# STATED EXERCISE 1
In the passage on uncertainty and variability, swap "subpopulations" for "subgroups" and write out the text between "However, the implications" and "from Georgopoulos, 1995)", inclusive.
# STATED EXERCISE 2
Carry the passage on uncertainty and variability forward from the point where it stops.

# DOCUMENT
######
Further, some quantities vary over time, over space, or across individuals in a population; this is termed ``variability''. Variability is the heterogeneity between individual members of a population of some type, and is typically characterized through a frequency distribution. It is possible to interpret variability as uncertainty under certain conditions, since both can be addressed in terms of ``frequency'' distributions.

However, the implications of the differences in uncertainty and variability are relevant in decision making. For example, the knowledge of the frequency distribution for variability can guide the identification of significant subpopulations which merit more focused study. In contrast, the knowledge of uncertainty can aid in determining areas where additional research or alternative measurement techniques are needed to reduce uncertainty.


  
Figure 2.1: Types of uncertainty present in transport-transformation modeling applications and their interrelationships (adapted from Georgopoulos, 1995)
######
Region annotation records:
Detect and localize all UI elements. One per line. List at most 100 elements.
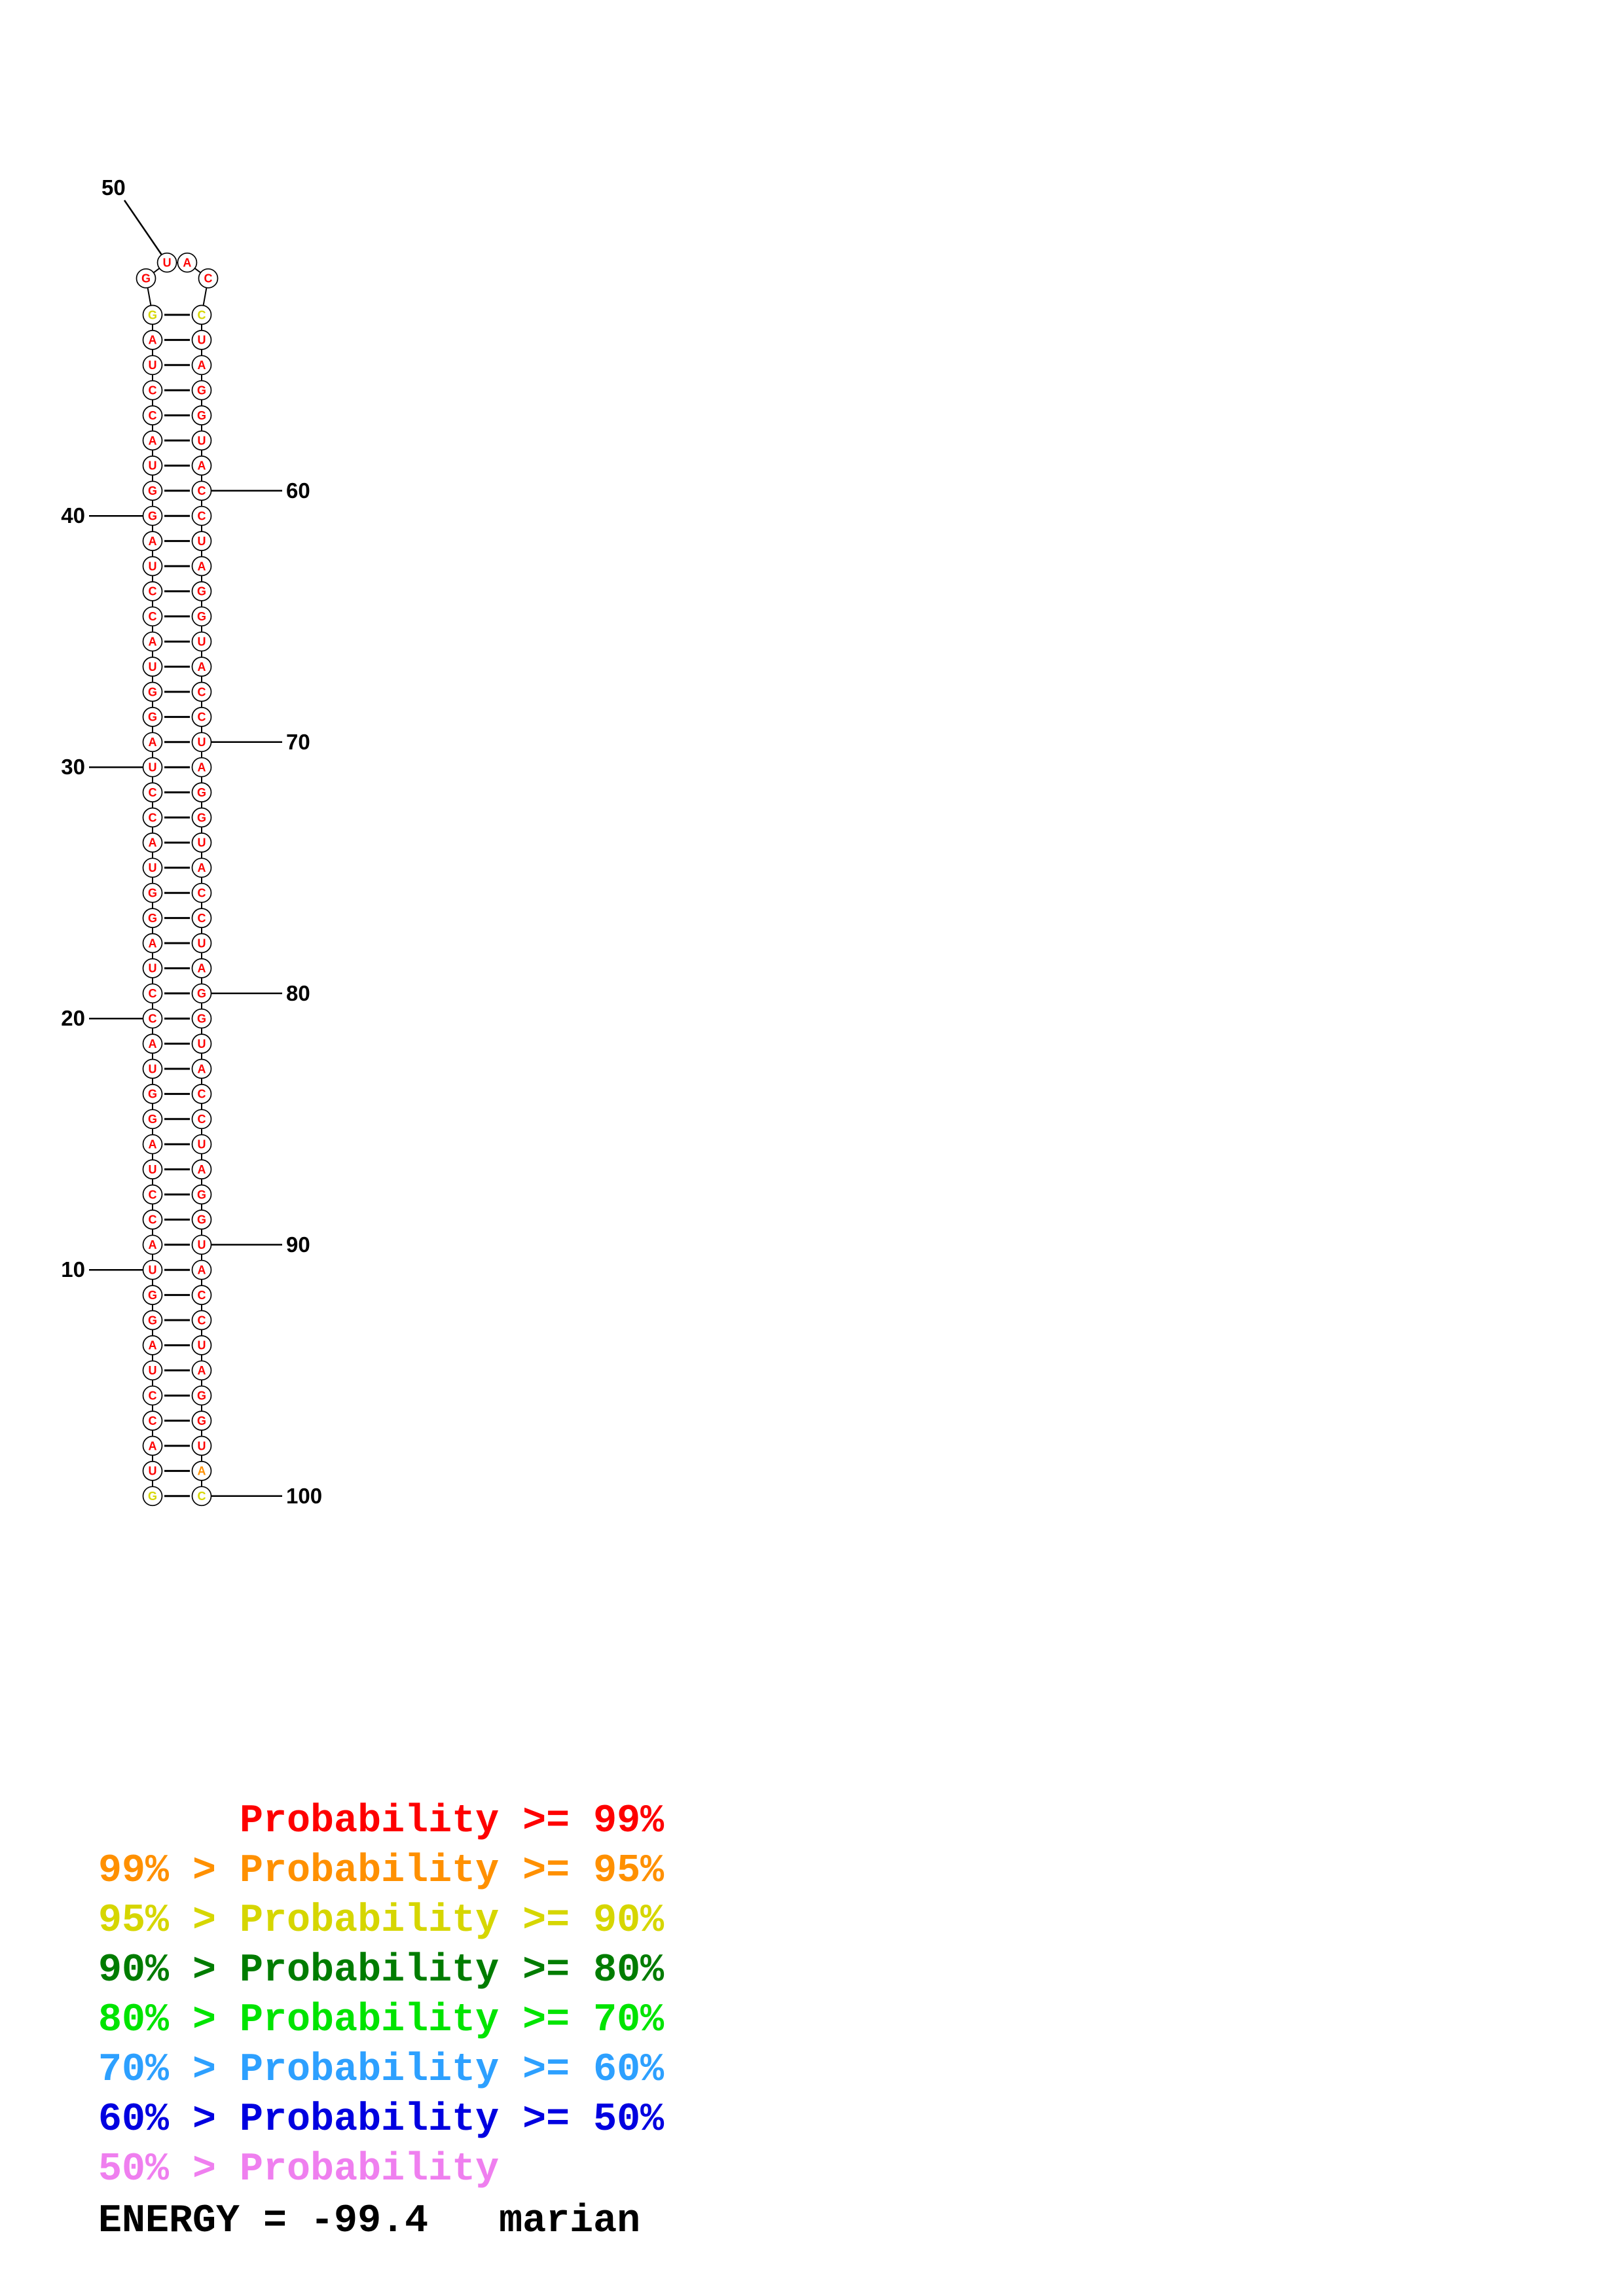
- base-letter: U: [198, 535, 206, 548]
- base-52-C: C: [198, 268, 219, 289]
- base-letter: U: [149, 1163, 157, 1176]
- base-93-C: C: [191, 1310, 212, 1331]
- base-letter: U: [198, 836, 206, 850]
- base-11-A: A: [142, 1234, 163, 1255]
- base-letter: A: [149, 1339, 157, 1352]
- base-letter: A: [149, 334, 157, 347]
- base-3-A: A: [142, 1435, 163, 1456]
- base-72-G: G: [191, 782, 212, 802]
- base-79-A: A: [191, 958, 212, 978]
- position-label-70: 70: [286, 730, 310, 754]
- base-letter: C: [198, 484, 206, 497]
- base-14-U: U: [142, 1159, 163, 1179]
- base-49-G: G: [136, 268, 156, 289]
- base-30-U: U: [142, 757, 163, 778]
- base-7-A: A: [142, 1335, 163, 1355]
- position-label-80: 80: [286, 981, 310, 1005]
- base-letter: U: [198, 1138, 206, 1151]
- base-10-U: U: [142, 1259, 163, 1280]
- base-86-U: U: [191, 1134, 212, 1155]
- base-letter: A: [198, 560, 206, 573]
- position-label-90: 90: [286, 1232, 310, 1257]
- base-23-A: A: [142, 933, 163, 954]
- base-62-U: U: [191, 531, 212, 551]
- base-28-C: C: [142, 807, 163, 828]
- base-letter: C: [149, 610, 157, 623]
- base-64-G: G: [191, 581, 212, 601]
- base-42-U: U: [142, 456, 163, 476]
- base-letter: G: [148, 1088, 157, 1101]
- base-67-A: A: [191, 656, 212, 677]
- base-letter: U: [149, 861, 157, 874]
- base-60-C: C: [191, 480, 212, 501]
- base-letter: U: [198, 1339, 206, 1352]
- position-label-50: 50: [101, 175, 126, 200]
- base-letter: U: [149, 1062, 157, 1075]
- base-letter: A: [198, 1163, 206, 1176]
- base-letter: A: [198, 459, 206, 473]
- base-letter: U: [198, 434, 206, 447]
- base-63-A: A: [191, 556, 212, 577]
- base-90-U: U: [191, 1234, 212, 1255]
- base-66-U: U: [191, 631, 212, 652]
- base-letter: G: [148, 484, 157, 497]
- base-letter: A: [198, 761, 206, 774]
- base-letter: A: [198, 359, 206, 372]
- base-82-U: U: [191, 1033, 212, 1054]
- base-letter: C: [149, 585, 157, 598]
- base-letter: A: [198, 1264, 206, 1277]
- base-55-A: A: [191, 355, 212, 376]
- base-letter: G: [148, 685, 157, 698]
- base-letter: U: [198, 1439, 206, 1452]
- base-35-A: A: [142, 631, 163, 652]
- base-9-G: G: [142, 1285, 163, 1305]
- base-letter: A: [198, 1062, 206, 1075]
- base-letter: C: [198, 1289, 206, 1302]
- legend-entry-6: 70% > Probability >= 60%: [98, 2048, 665, 2092]
- base-97-G: G: [191, 1410, 212, 1431]
- base-letter: G: [141, 272, 151, 285]
- base-letter: A: [149, 434, 157, 447]
- legend-entry-1: Probability >= 99%: [98, 1799, 665, 1844]
- base-100-C: C: [191, 1486, 212, 1507]
- base-76-C: C: [191, 882, 212, 903]
- base-77-C: C: [191, 908, 212, 928]
- base-letter: U: [198, 1037, 206, 1050]
- base-29-C: C: [142, 782, 163, 802]
- base-75-A: A: [191, 857, 212, 878]
- base-2-U: U: [142, 1461, 163, 1481]
- legend-entry-8: 50% > Probability: [98, 2147, 500, 2192]
- base-letter: A: [149, 736, 157, 749]
- base-letter: A: [149, 937, 157, 950]
- base-letter: U: [198, 937, 206, 950]
- base-letter: A: [149, 1138, 157, 1151]
- base-91-A: A: [191, 1259, 212, 1280]
- base-letter: C: [149, 987, 157, 1000]
- base-53-C: C: [191, 304, 212, 325]
- base-letter: G: [148, 912, 157, 925]
- base-48-G: G: [142, 304, 163, 325]
- base-letter: U: [198, 1238, 206, 1251]
- base-letter: C: [198, 711, 206, 724]
- base-letter: G: [148, 510, 157, 523]
- base-99-A: A: [191, 1461, 212, 1481]
- base-letter: U: [149, 660, 157, 673]
- base-26-U: U: [142, 857, 163, 878]
- base-letter: C: [198, 510, 206, 523]
- base-19-A: A: [142, 1033, 163, 1054]
- base-92-C: C: [191, 1285, 212, 1305]
- base-44-C: C: [142, 405, 163, 425]
- legend-entry-3: 95% > Probability >= 90%: [98, 1899, 665, 1943]
- base-22-U: U: [142, 958, 163, 978]
- base-letter: U: [198, 736, 206, 749]
- base-letter: C: [198, 1113, 206, 1126]
- base-84-C: C: [191, 1084, 212, 1104]
- base-58-U: U: [191, 430, 212, 451]
- base-68-C: C: [191, 681, 212, 702]
- base-6-U: U: [142, 1360, 163, 1381]
- base-24-G: G: [142, 908, 163, 928]
- base-83-A: A: [191, 1058, 212, 1079]
- base-letter: C: [149, 811, 157, 824]
- base-70-U: U: [191, 732, 212, 753]
- base-letter: C: [198, 1314, 206, 1327]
######
# TASK OUTPUT 1
However, the implications of the differences in uncertainty and variability are relevant in decision making. For example, the knowledge of the frequency distribution for variability can guide the identification of significant subgroups which merit more focused study. In contrast, the knowledge of uncertainty can aid in determining areas where additional research or alternative measurement techniques are needed to reduce uncertainty.


  
Figure 2.1: Types of uncertainty present in transport-transformation modeling applications and their interrelationships (adapted from Georgopoulos, 1995)

# TASK OUTPUT 2
\begin{figure}
\epsfig{figure=unc-types.eps,width=5in}\end{figure}

2.1.2 Model Uncertainty

Mathematical models are necessarily simplified representations of the phenomena being studied and a key aspect of the modeling process is the judicious choice of model assumptions. The optimal mechanistic model will provide the greatest simplifications while providing an adequately accurate representation of the processes affecting the phenomena of interest. Hence, the structure of mathematical models employed to represent transport-transformation systems is often a key source of uncertainty. In addition to the significant approximations often inherent in modeling, sometimes competing models may be available. Furthermore, the limited spatial or temporal resolution (e.g., numerical grid cell size) of many models is also a type of approximation that introduces uncertainty into model results. In this context, different sources of model uncertainties are summarized in the following:
Model Structure: Uncertainty arises when there are alternative sets of scientific or technical assumptions for developing a model. In such cases, if the results from competing models result in similar conclusions, then one can be confident that the decision is robust in the face of uncertainty. If, however, alternative model formulations lead to different conclusions, further model evaluation might be required.
Model Detail: Often, models are simplified for purposes of tractability. These include assumptions to convert a complex nonlinear model to a simpler linear model in a parameter space of interest. Uncertainty in the predictions of simplified models can sometimes be characterized by comparison of their predictions to those of more detailed, inclusive models.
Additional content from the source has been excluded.